** start WORKING DATA **

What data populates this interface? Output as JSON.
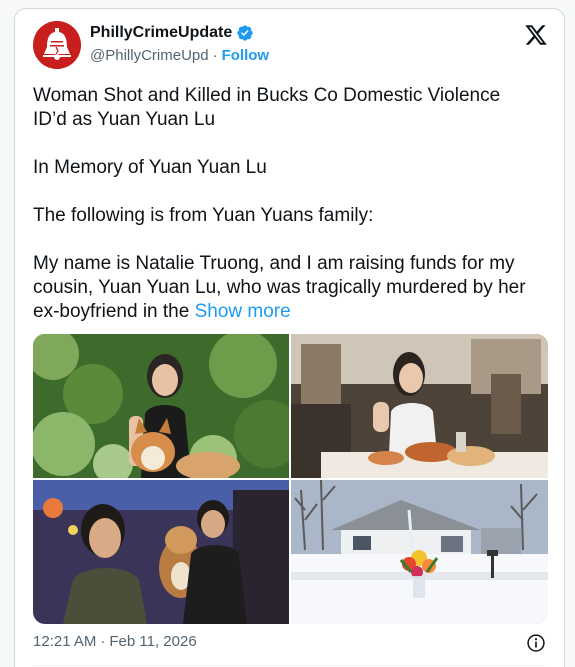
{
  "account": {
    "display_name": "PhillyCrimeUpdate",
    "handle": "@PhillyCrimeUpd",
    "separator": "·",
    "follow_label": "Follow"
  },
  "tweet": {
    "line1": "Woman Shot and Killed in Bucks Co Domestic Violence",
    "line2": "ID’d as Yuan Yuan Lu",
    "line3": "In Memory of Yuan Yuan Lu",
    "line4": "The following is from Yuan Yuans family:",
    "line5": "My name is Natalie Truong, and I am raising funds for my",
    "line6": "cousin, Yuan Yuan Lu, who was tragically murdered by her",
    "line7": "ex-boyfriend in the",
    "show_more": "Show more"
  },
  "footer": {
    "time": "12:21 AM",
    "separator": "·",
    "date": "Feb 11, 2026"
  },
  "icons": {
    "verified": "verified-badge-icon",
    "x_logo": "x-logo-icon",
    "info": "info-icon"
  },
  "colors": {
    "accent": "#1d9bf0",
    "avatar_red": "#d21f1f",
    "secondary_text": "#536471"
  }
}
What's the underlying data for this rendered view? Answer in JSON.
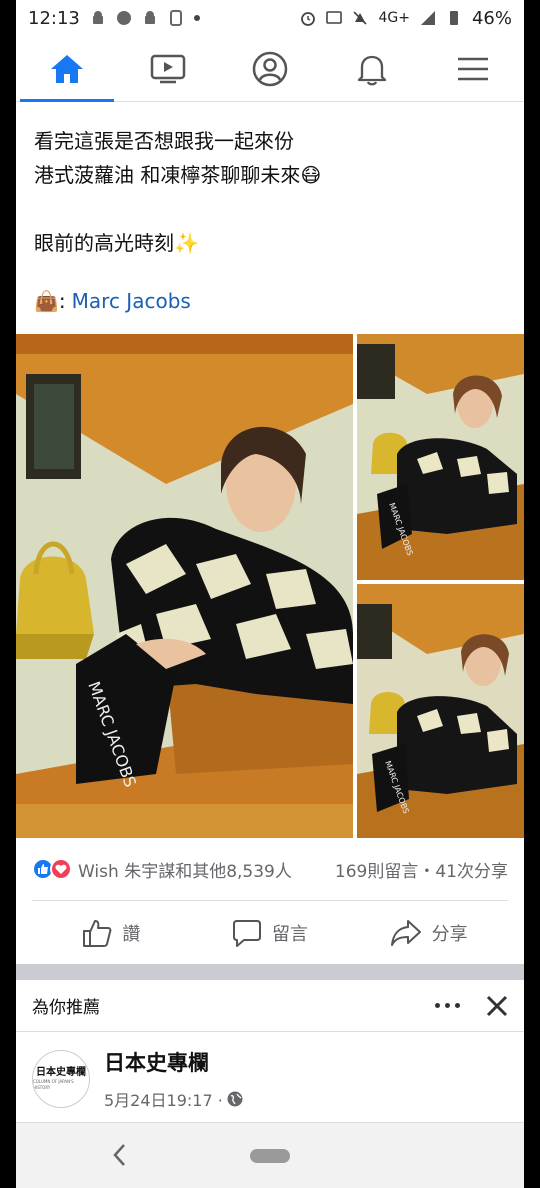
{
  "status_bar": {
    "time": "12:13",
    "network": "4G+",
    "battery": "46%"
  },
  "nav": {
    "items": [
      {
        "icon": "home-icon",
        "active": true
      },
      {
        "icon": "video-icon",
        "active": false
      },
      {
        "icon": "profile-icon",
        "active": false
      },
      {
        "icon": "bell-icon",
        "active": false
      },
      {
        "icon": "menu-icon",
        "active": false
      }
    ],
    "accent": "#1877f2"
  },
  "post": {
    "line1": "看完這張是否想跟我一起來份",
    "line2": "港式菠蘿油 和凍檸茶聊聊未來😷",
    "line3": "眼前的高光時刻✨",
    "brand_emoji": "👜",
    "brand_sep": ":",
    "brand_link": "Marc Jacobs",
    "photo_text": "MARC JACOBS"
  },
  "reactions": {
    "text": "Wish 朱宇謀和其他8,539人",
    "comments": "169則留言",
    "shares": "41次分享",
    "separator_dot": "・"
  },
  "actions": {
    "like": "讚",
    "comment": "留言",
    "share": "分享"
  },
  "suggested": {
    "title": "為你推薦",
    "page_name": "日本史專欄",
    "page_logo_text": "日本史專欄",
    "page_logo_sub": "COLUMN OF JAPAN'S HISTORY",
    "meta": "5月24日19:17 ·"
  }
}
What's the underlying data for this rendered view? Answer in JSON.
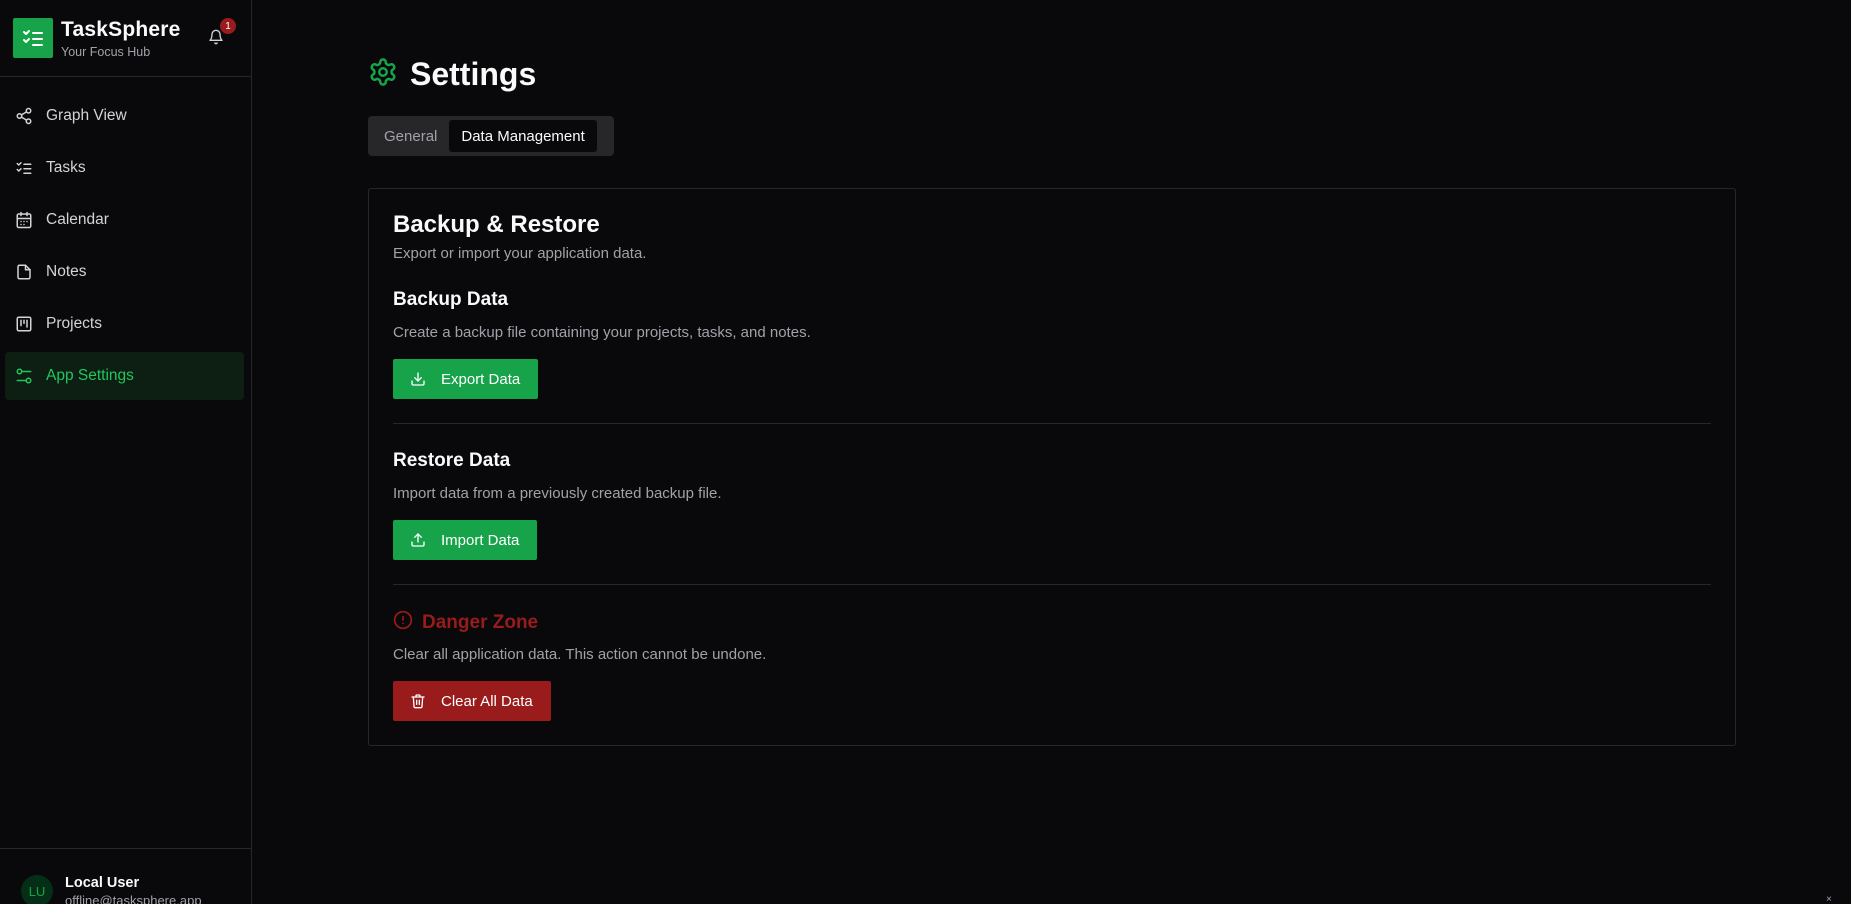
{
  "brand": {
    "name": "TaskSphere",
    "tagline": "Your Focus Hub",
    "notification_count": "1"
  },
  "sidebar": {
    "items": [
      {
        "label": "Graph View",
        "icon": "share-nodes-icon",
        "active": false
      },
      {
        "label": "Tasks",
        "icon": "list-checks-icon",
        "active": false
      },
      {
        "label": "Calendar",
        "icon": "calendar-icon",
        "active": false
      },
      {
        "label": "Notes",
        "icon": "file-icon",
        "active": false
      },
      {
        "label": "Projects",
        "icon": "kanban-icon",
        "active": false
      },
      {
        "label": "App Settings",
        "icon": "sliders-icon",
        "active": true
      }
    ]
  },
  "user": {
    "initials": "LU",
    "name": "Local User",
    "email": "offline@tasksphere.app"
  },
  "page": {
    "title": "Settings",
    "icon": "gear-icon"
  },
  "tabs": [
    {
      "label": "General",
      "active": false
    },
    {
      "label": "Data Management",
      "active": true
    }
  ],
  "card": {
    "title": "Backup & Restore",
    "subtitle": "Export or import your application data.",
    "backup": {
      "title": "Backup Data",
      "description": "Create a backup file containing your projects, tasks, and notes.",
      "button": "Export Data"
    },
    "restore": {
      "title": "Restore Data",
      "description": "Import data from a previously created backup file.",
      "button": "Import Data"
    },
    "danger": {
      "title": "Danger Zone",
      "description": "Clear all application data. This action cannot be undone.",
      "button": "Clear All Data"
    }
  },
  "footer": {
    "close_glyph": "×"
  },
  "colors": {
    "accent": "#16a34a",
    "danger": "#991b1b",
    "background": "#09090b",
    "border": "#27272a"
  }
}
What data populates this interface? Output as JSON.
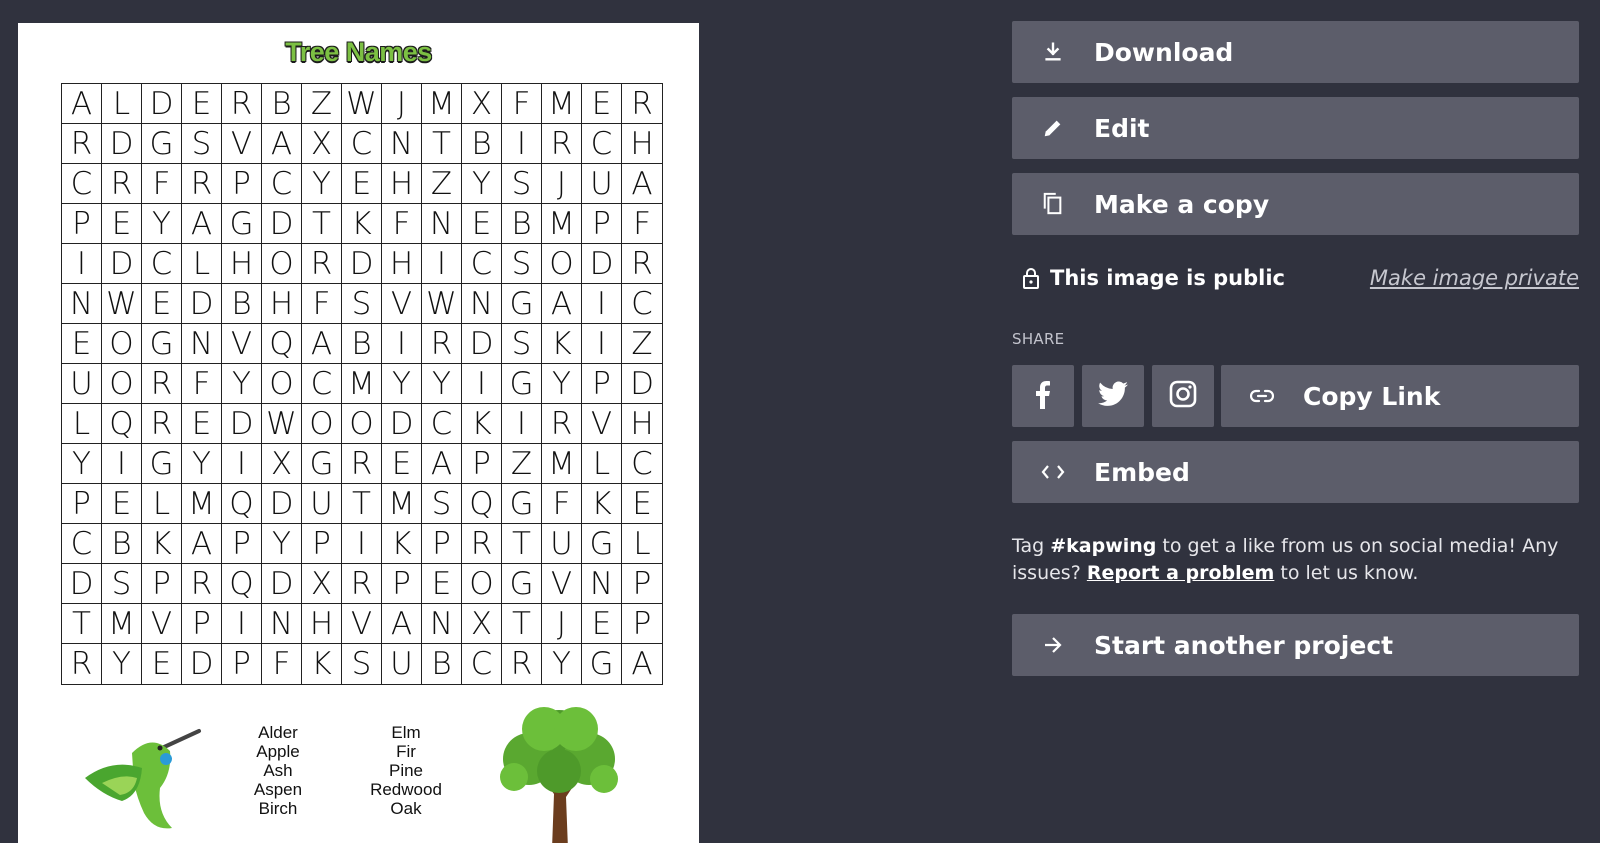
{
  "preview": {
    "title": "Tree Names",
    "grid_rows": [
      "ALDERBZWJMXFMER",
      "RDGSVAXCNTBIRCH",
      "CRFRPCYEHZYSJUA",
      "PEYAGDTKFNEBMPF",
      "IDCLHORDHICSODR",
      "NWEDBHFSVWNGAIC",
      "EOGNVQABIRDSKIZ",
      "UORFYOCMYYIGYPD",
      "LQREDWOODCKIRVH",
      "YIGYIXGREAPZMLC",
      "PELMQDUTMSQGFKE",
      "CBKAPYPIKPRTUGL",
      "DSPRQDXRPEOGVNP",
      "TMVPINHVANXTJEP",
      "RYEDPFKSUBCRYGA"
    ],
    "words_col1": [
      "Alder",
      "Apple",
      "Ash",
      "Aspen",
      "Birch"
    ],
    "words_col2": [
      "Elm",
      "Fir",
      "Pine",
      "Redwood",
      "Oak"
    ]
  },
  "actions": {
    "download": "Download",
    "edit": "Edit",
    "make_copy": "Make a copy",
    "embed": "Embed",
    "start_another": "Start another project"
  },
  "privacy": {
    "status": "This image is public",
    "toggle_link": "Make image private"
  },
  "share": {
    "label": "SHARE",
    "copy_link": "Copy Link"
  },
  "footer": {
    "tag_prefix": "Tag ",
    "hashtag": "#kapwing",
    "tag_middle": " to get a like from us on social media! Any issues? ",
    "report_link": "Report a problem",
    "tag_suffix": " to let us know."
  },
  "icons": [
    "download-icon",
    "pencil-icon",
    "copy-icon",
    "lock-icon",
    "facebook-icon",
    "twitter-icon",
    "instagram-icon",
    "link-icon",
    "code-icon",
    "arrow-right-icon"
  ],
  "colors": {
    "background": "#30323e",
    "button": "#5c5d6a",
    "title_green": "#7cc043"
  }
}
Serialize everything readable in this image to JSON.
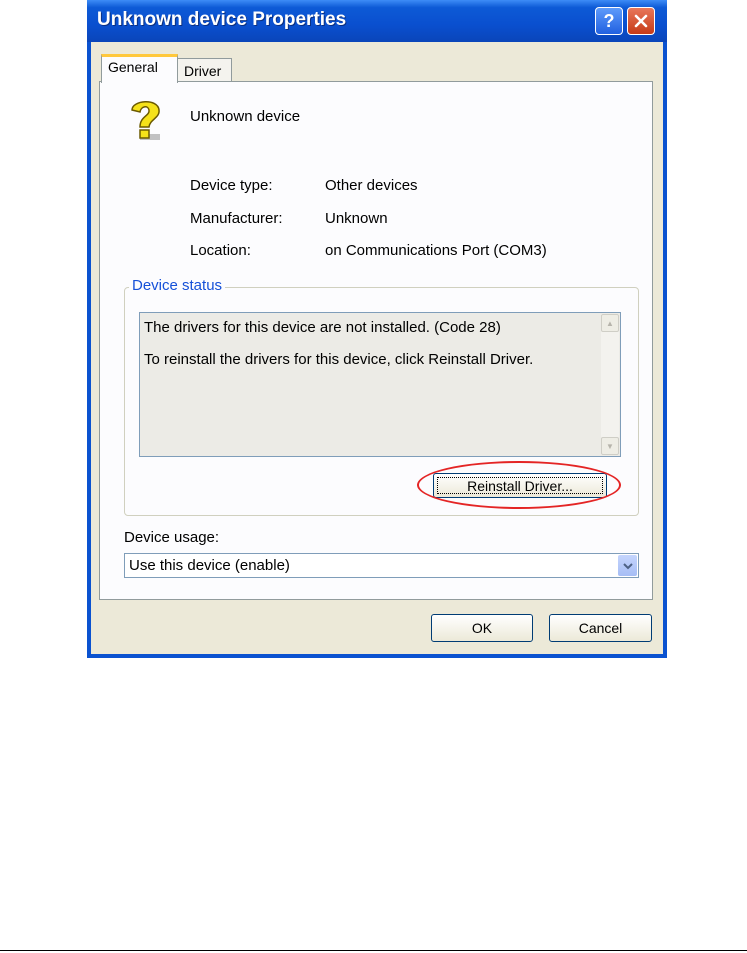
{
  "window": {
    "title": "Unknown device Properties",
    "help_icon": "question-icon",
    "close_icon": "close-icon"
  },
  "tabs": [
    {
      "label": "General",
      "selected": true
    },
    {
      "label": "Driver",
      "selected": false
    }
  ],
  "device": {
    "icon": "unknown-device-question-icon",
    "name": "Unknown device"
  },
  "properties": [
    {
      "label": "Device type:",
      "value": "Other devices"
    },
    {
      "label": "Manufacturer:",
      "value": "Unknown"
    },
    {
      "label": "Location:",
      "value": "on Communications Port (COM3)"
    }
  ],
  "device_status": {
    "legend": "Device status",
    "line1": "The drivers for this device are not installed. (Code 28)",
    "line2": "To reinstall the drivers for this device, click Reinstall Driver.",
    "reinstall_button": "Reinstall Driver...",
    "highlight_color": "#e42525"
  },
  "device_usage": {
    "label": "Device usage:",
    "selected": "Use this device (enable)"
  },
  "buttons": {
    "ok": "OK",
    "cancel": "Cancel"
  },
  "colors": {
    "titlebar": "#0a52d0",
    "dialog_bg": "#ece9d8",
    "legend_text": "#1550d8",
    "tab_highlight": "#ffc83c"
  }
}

** end WORKING DATA **

WHAT IS REQUIRED. Using the material above, copy every line in which the string "image" occurs.

RESULT OF THE EXERCISE.
    "status": "This image is public",
    "toggle_link": "Make image private"
Serialize everything readable in this image to JSON.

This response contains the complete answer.